Data records:
## BEGIN

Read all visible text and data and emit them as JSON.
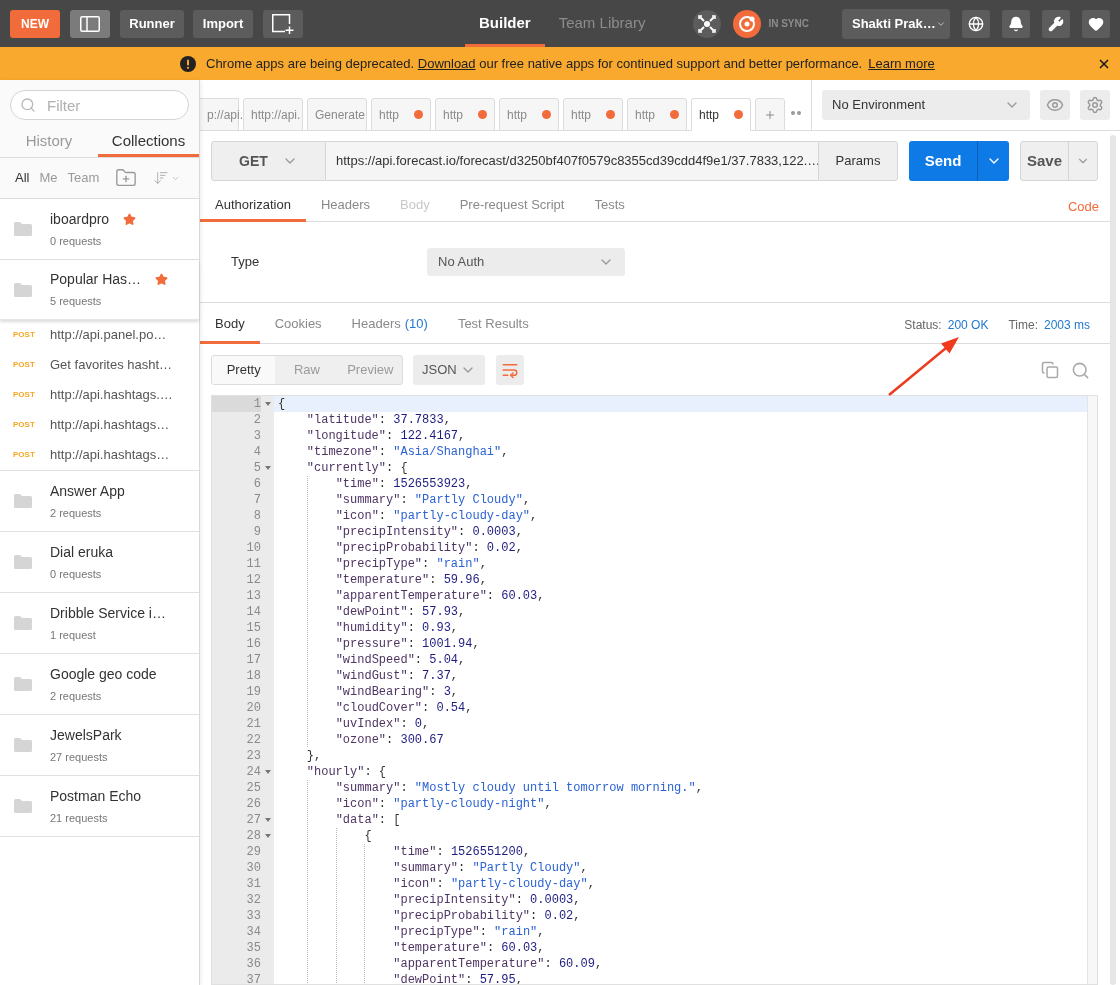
{
  "top_bar": {
    "new_button": "NEW",
    "runner_button": "Runner",
    "import_button": "Import",
    "nav_tabs": [
      {
        "label": "Builder",
        "selected": true
      },
      {
        "label": "Team Library",
        "selected": false
      }
    ],
    "sync_status": "IN SYNC",
    "user_menu": "Shakti Prak…"
  },
  "banner": {
    "message_start": "Chrome apps are being deprecated.",
    "message_link": "Download",
    "message_end": "our free native apps for continued support and better performance.",
    "learn_more_link": "Learn more"
  },
  "sidebar": {
    "filter_placeholder": "Filter",
    "tabs": [
      {
        "label": "History",
        "selected": false
      },
      {
        "label": "Collections",
        "selected": true
      }
    ],
    "owner_filters": [
      {
        "label": "All",
        "selected": true
      },
      {
        "label": "Me",
        "selected": false
      },
      {
        "label": "Team",
        "selected": false
      }
    ],
    "collections": [
      {
        "name": "iboardpro",
        "count": "0 requests",
        "starred": true,
        "expanded": false
      },
      {
        "name": "Popular Has…",
        "count": "5 requests",
        "starred": true,
        "expanded": true,
        "requests": [
          {
            "method": "POST",
            "name": "http://api.panel.po…"
          },
          {
            "method": "POST",
            "name": "Get favorites hasht…"
          },
          {
            "method": "POST",
            "name": "http://api.hashtags.…"
          },
          {
            "method": "POST",
            "name": "http://api.hashtags…"
          },
          {
            "method": "POST",
            "name": "http://api.hashtags…"
          }
        ]
      },
      {
        "name": "Answer App",
        "count": "2 requests",
        "starred": false,
        "expanded": false
      },
      {
        "name": "Dial eruka",
        "count": "0 requests",
        "starred": false,
        "expanded": false
      },
      {
        "name": "Dribble Service i…",
        "count": "1 request",
        "starred": false,
        "expanded": false
      },
      {
        "name": "Google geo code",
        "count": "2 requests",
        "starred": false,
        "expanded": false
      },
      {
        "name": "JewelsPark",
        "count": "27 requests",
        "starred": false,
        "expanded": false
      },
      {
        "name": "Postman Echo",
        "count": "21 requests",
        "starred": false,
        "expanded": false
      }
    ]
  },
  "request_tabs": [
    {
      "label": "p://api.",
      "unsaved": false,
      "selected": false
    },
    {
      "label": "http://api.",
      "unsaved": false,
      "selected": false
    },
    {
      "label": "Generate",
      "unsaved": false,
      "selected": false
    },
    {
      "label": "http",
      "unsaved": true,
      "selected": false
    },
    {
      "label": "http",
      "unsaved": true,
      "selected": false
    },
    {
      "label": "http",
      "unsaved": true,
      "selected": false
    },
    {
      "label": "http",
      "unsaved": true,
      "selected": false
    },
    {
      "label": "http",
      "unsaved": true,
      "selected": false
    },
    {
      "label": "http",
      "unsaved": true,
      "selected": true
    }
  ],
  "environment": "No Environment",
  "request": {
    "method": "GET",
    "url": "https://api.forecast.io/forecast/d3250bf407f0579c8355cd39cdd4f9e1/37.7833,122.…",
    "params_button": "Params",
    "send_button": "Send",
    "save_button": "Save"
  },
  "request_options": {
    "tabs": [
      {
        "label": "Authorization",
        "selected": true,
        "disabled": false
      },
      {
        "label": "Headers",
        "selected": false,
        "disabled": false
      },
      {
        "label": "Body",
        "selected": false,
        "disabled": true
      },
      {
        "label": "Pre-request Script",
        "selected": false,
        "disabled": false
      },
      {
        "label": "Tests",
        "selected": false,
        "disabled": false
      }
    ],
    "code_link": "Code"
  },
  "authorization": {
    "type_label": "Type",
    "type_value": "No Auth"
  },
  "response": {
    "tabs": [
      {
        "label": "Body",
        "selected": true
      },
      {
        "label": "Cookies",
        "selected": false
      },
      {
        "label": "Headers",
        "count": "(10)",
        "selected": false
      },
      {
        "label": "Test Results",
        "selected": false
      }
    ],
    "status_label": "Status:",
    "status_value": "200 OK",
    "time_label": "Time:",
    "time_value": "2003 ms",
    "view_modes": [
      {
        "label": "Pretty",
        "selected": true
      },
      {
        "label": "Raw",
        "selected": false
      },
      {
        "label": "Preview",
        "selected": false
      }
    ],
    "format": "JSON",
    "lines": [
      {
        "number": "1",
        "text": "{",
        "foldable": true,
        "active": true
      },
      {
        "number": "2",
        "text": "    \"latitude\": 37.7833,",
        "foldable": false,
        "active": false
      },
      {
        "number": "3",
        "text": "    \"longitude\": 122.4167,",
        "foldable": false,
        "active": false
      },
      {
        "number": "4",
        "text": "    \"timezone\": \"Asia/Shanghai\",",
        "foldable": false,
        "active": false
      },
      {
        "number": "5",
        "text": "    \"currently\": {",
        "foldable": true,
        "active": false
      },
      {
        "number": "6",
        "text": "        \"time\": 1526553923,",
        "foldable": false,
        "active": false
      },
      {
        "number": "7",
        "text": "        \"summary\": \"Partly Cloudy\",",
        "foldable": false,
        "active": false
      },
      {
        "number": "8",
        "text": "        \"icon\": \"partly-cloudy-day\",",
        "foldable": false,
        "active": false
      },
      {
        "number": "9",
        "text": "        \"precipIntensity\": 0.0003,",
        "foldable": false,
        "active": false
      },
      {
        "number": "10",
        "text": "        \"precipProbability\": 0.02,",
        "foldable": false,
        "active": false
      },
      {
        "number": "11",
        "text": "        \"precipType\": \"rain\",",
        "foldable": false,
        "active": false
      },
      {
        "number": "12",
        "text": "        \"temperature\": 59.96,",
        "foldable": false,
        "active": false
      },
      {
        "number": "13",
        "text": "        \"apparentTemperature\": 60.03,",
        "foldable": false,
        "active": false
      },
      {
        "number": "14",
        "text": "        \"dewPoint\": 57.93,",
        "foldable": false,
        "active": false
      },
      {
        "number": "15",
        "text": "        \"humidity\": 0.93,",
        "foldable": false,
        "active": false
      },
      {
        "number": "16",
        "text": "        \"pressure\": 1001.94,",
        "foldable": false,
        "active": false
      },
      {
        "number": "17",
        "text": "        \"windSpeed\": 5.04,",
        "foldable": false,
        "active": false
      },
      {
        "number": "18",
        "text": "        \"windGust\": 7.37,",
        "foldable": false,
        "active": false
      },
      {
        "number": "19",
        "text": "        \"windBearing\": 3,",
        "foldable": false,
        "active": false
      },
      {
        "number": "20",
        "text": "        \"cloudCover\": 0.54,",
        "foldable": false,
        "active": false
      },
      {
        "number": "21",
        "text": "        \"uvIndex\": 0,",
        "foldable": false,
        "active": false
      },
      {
        "number": "22",
        "text": "        \"ozone\": 300.67",
        "foldable": false,
        "active": false
      },
      {
        "number": "23",
        "text": "    },",
        "foldable": false,
        "active": false
      },
      {
        "number": "24",
        "text": "    \"hourly\": {",
        "foldable": true,
        "active": false
      },
      {
        "number": "25",
        "text": "        \"summary\": \"Mostly cloudy until tomorrow morning.\",",
        "foldable": false,
        "active": false
      },
      {
        "number": "26",
        "text": "        \"icon\": \"partly-cloudy-night\",",
        "foldable": false,
        "active": false
      },
      {
        "number": "27",
        "text": "        \"data\": [",
        "foldable": true,
        "active": false
      },
      {
        "number": "28",
        "text": "            {",
        "foldable": true,
        "active": false
      },
      {
        "number": "29",
        "text": "                \"time\": 1526551200,",
        "foldable": false,
        "active": false
      },
      {
        "number": "30",
        "text": "                \"summary\": \"Partly Cloudy\",",
        "foldable": false,
        "active": false
      },
      {
        "number": "31",
        "text": "                \"icon\": \"partly-cloudy-day\",",
        "foldable": false,
        "active": false
      },
      {
        "number": "32",
        "text": "                \"precipIntensity\": 0.0003,",
        "foldable": false,
        "active": false
      },
      {
        "number": "33",
        "text": "                \"precipProbability\": 0.02,",
        "foldable": false,
        "active": false
      },
      {
        "number": "34",
        "text": "                \"precipType\": \"rain\",",
        "foldable": false,
        "active": false
      },
      {
        "number": "35",
        "text": "                \"temperature\": 60.03,",
        "foldable": false,
        "active": false
      },
      {
        "number": "36",
        "text": "                \"apparentTemperature\": 60.09,",
        "foldable": false,
        "active": false
      },
      {
        "number": "37",
        "text": "                \"dewPoint\": 57.95,",
        "foldable": false,
        "active": false
      }
    ]
  }
}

## END

Find each line that has the word "precipProbability", then copy it out.

REPLY:
        "text": "        \"precipProbability\": 0.02,",
        "text": "                \"precipProbability\": 0.02,",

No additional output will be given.